___ Data excerpts ___
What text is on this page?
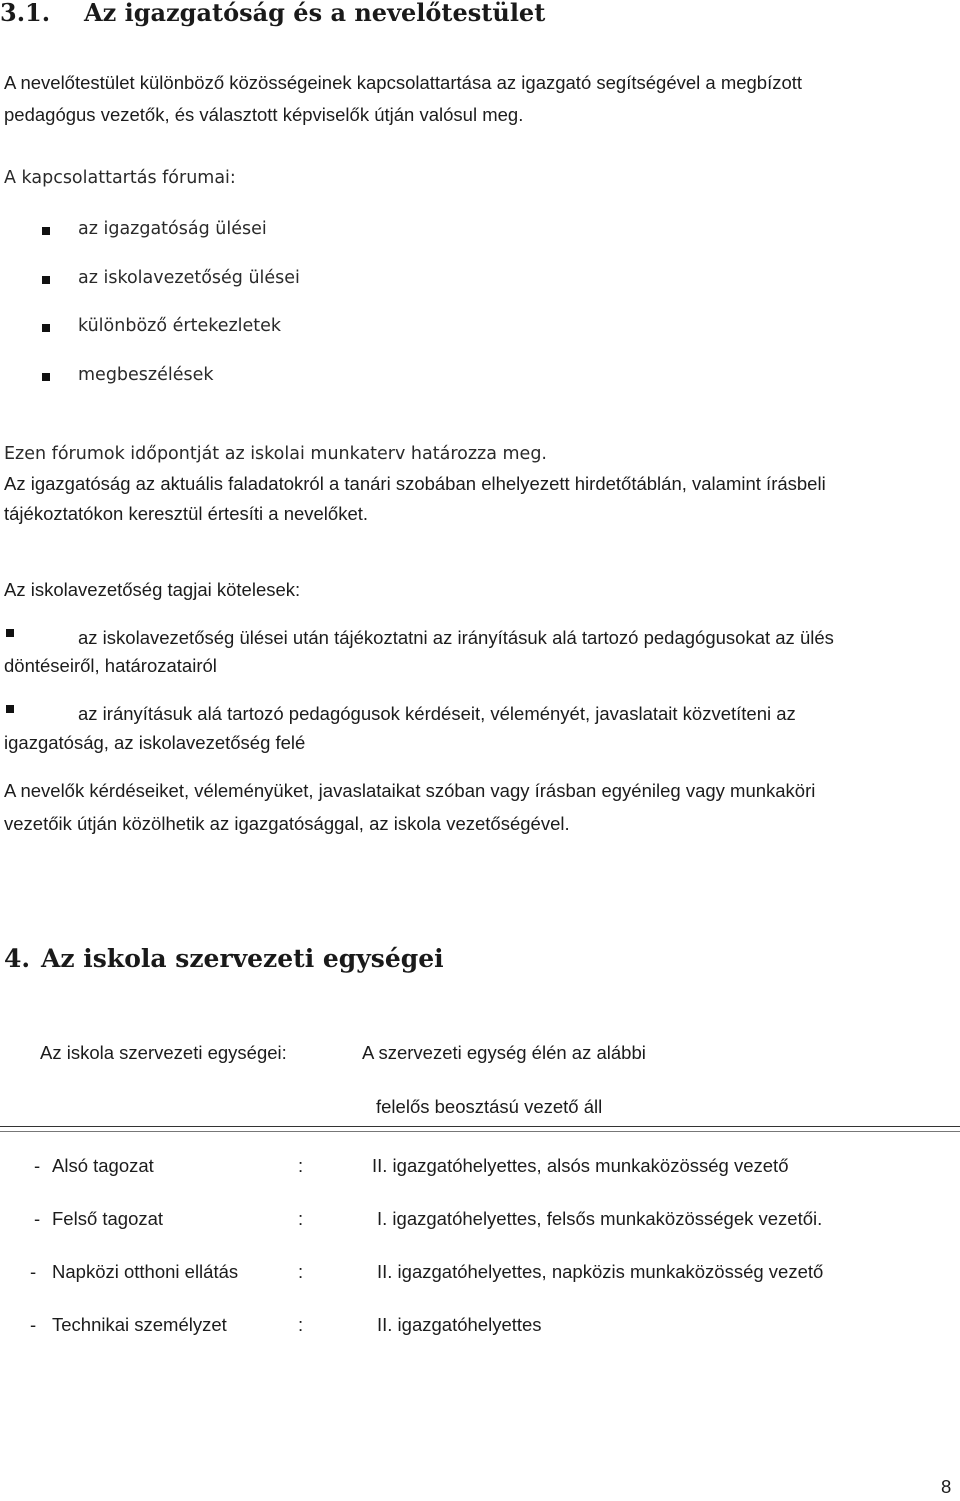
3.1. Az igazgatóság és a nevelőtestület
A nevelőtestület különböző közösségeinek kapcsolattartása az igazgató segítségével a megbízott
pedagógus vezetők, és választott képviselők útján valósul meg.
A kapcsolattartás fórumai:
az igazgatóság ülései
az iskolavezetőség ülései
különböző értekezletek
megbeszélések
Ezen fórumok időpontját az iskolai munkaterv határozza meg.
Az igazgatóság az aktuális faladatokról a tanári szobában elhelyezett hirdetőtáblán, valamint írásbeli
tájékoztatókon keresztül értesíti a nevelőket.
Az iskolavezetőség tagjai kötelesek:
az iskolavezetőség ülései után tájékoztatni az irányításuk alá tartozó pedagógusokat az ülés
döntéseiről, határozatairól
az irányításuk alá tartozó pedagógusok kérdéseit, véleményét, javaslatait közvetíteni az
igazgatóság, az iskolavezetőség felé
A nevelők kérdéseiket, véleményüket, javaslataikat szóban vagy írásban egyénileg vagy munkaköri
vezetőik útján közölhetik az igazgatósággal, az iskola vezetőségével.
4. Az iskola szervezeti egységei
Az iskola szervezeti egységei:	A szervezeti egység élén az alábbi
felelős beosztású vezető áll
- Alsó tagozat	:	II. igazgatóhelyettes, alsós munkaközösség vezető
- Felső tagozat	:	I. igazgatóhelyettes, felsős munkaközösségek vezetői.
- Napközi otthoni ellátás	:	II. igazgatóhelyettes, napközis munkaközösség vezető
- Technikai személyzet	:	II. igazgatóhelyettes
8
___
Copy the records above exactly. The pictures are not part of the copy.

* **Problem solution**:
What text is on this page?
3.1. Az igazgatóság és a nevelőtestület
A nevelőtestület különböző közösségeinek kapcsolattartása az igazgató segítségével a megbízott
pedagógus vezetők, és választott képviselők útján valósul meg.
A kapcsolattartás fórumai:
az igazgatóság ülései
az iskolavezetőség ülései
különböző értekezletek
megbeszélések
Ezen fórumok időpontját az iskolai munkaterv határozza meg.
Az igazgatóság az aktuális faladatokról a tanári szobában elhelyezett hirdetőtáblán, valamint írásbeli
tájékoztatókon keresztül értesíti a nevelőket.
Az iskolavezetőség tagjai kötelesek:
az iskolavezetőség ülései után tájékoztatni az irányításuk alá tartozó pedagógusokat az ülés
döntéseiről, határozatairól
az irányításuk alá tartozó pedagógusok kérdéseit, véleményét, javaslatait közvetíteni az
igazgatóság, az iskolavezetőség felé
A nevelők kérdéseiket, véleményüket, javaslataikat szóban vagy írásban egyénileg vagy munkaköri
vezetőik útján közölhetik az igazgatósággal, az iskola vezetőségével.
4. Az iskola szervezeti egységei
Az iskola szervezeti egységei:	A szervezeti egység élén az alábbi
felelős beosztású vezető áll
- Alsó tagozat	:	II. igazgatóhelyettes, alsós munkaközösség vezető
- Felső tagozat	:	I. igazgatóhelyettes, felsős munkaközösségek vezetői.
- Napközi otthoni ellátás	:	II. igazgatóhelyettes, napközis munkaközösség vezető
- Technikai személyzet	:	II. igazgatóhelyettes
8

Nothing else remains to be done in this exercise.